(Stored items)
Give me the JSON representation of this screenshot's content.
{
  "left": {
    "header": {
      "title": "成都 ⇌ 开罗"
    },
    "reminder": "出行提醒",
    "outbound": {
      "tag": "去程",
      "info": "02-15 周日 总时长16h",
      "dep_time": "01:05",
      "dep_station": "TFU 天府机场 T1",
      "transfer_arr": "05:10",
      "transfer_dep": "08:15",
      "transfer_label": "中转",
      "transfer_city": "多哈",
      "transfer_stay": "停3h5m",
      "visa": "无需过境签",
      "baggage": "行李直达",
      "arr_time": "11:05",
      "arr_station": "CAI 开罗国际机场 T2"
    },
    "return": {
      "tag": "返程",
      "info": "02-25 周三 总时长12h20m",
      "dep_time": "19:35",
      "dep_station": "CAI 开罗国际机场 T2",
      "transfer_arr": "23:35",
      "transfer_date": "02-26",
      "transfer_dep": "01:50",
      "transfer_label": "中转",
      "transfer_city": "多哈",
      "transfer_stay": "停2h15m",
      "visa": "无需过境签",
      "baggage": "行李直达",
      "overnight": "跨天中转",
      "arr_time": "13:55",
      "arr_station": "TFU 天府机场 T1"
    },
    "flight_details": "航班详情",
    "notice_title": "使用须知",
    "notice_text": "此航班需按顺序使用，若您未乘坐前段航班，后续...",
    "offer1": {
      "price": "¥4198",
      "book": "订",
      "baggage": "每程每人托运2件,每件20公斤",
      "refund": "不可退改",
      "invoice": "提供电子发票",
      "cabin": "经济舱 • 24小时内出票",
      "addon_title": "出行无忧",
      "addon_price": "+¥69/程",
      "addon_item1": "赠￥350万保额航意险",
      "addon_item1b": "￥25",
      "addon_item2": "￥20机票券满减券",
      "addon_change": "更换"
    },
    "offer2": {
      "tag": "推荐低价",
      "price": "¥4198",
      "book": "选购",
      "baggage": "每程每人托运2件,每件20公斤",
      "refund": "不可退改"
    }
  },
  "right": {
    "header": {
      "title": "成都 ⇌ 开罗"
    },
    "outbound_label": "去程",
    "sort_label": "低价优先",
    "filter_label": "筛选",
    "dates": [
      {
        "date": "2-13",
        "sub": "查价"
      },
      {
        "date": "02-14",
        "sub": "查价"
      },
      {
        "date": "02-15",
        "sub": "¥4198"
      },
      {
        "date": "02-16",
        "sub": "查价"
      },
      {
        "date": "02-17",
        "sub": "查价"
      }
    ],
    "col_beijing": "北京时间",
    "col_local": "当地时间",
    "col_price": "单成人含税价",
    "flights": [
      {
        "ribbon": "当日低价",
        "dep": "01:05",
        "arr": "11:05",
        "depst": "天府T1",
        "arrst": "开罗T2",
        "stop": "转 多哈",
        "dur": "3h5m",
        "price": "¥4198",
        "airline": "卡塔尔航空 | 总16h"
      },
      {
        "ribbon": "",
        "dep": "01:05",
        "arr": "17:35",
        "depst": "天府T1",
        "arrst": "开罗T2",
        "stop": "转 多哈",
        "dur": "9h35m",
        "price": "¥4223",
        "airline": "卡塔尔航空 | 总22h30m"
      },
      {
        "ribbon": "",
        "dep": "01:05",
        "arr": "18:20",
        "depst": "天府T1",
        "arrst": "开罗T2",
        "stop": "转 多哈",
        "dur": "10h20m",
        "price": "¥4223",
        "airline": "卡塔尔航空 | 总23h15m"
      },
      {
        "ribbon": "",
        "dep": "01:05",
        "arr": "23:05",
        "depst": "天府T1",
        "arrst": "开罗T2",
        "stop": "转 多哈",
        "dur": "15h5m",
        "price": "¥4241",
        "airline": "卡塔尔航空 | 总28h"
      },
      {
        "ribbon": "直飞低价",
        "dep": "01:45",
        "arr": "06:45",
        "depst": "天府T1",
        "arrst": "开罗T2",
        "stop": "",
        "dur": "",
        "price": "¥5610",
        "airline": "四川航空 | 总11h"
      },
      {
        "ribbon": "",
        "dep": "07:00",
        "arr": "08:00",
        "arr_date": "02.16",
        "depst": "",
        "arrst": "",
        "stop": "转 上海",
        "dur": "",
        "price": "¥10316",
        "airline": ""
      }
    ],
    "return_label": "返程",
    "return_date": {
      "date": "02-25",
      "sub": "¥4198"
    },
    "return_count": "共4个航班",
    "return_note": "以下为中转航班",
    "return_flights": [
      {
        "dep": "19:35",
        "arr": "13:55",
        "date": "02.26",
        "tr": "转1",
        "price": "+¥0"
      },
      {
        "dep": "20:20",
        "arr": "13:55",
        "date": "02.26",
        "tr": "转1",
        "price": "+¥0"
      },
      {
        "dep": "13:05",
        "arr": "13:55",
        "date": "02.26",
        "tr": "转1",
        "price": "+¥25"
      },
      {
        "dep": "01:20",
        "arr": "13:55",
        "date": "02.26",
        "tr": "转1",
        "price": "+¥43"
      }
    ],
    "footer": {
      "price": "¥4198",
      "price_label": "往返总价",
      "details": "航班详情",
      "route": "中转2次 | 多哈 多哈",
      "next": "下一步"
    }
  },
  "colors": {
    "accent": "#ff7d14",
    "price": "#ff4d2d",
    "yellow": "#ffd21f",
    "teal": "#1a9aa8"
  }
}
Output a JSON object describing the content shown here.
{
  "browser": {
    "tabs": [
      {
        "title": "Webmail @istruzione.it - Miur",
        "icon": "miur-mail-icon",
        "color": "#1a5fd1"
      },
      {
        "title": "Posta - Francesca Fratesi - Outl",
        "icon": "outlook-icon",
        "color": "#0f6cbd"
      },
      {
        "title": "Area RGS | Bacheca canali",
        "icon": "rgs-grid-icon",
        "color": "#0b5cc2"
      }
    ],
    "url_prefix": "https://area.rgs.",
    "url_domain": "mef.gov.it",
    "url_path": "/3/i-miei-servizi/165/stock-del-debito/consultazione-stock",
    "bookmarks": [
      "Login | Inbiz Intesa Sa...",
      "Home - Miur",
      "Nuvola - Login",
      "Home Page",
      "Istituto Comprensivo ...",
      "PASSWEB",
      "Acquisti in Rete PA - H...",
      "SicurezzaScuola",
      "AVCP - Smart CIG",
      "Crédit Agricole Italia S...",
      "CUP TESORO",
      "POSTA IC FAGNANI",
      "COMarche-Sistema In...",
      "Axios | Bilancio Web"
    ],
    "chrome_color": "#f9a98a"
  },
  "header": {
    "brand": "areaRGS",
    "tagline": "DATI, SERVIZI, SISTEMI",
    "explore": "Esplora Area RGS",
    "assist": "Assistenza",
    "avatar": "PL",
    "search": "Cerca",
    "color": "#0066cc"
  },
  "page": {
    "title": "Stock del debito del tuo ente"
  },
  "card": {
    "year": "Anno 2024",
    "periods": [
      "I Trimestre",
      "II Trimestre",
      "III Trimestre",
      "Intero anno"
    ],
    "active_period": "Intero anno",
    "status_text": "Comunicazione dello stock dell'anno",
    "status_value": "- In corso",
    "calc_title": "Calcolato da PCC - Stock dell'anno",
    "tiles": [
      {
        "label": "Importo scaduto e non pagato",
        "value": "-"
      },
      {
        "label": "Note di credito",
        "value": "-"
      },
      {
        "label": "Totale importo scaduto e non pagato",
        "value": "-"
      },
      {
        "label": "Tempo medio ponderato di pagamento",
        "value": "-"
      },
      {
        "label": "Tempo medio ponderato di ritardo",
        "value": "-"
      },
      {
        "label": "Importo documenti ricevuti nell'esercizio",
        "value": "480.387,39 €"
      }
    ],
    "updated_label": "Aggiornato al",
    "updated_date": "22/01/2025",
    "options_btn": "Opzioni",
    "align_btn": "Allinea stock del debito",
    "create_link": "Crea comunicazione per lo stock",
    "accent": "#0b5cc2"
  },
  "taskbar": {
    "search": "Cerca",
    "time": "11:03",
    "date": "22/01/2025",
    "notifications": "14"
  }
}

[WHAT YOU WILL DO] Which lines above contain "info"? Show each of them.

[COMPLETED TASK]
      "info": "02-15 周日 总时长16h",
      "info": "02-25 周三 总时长12h20m",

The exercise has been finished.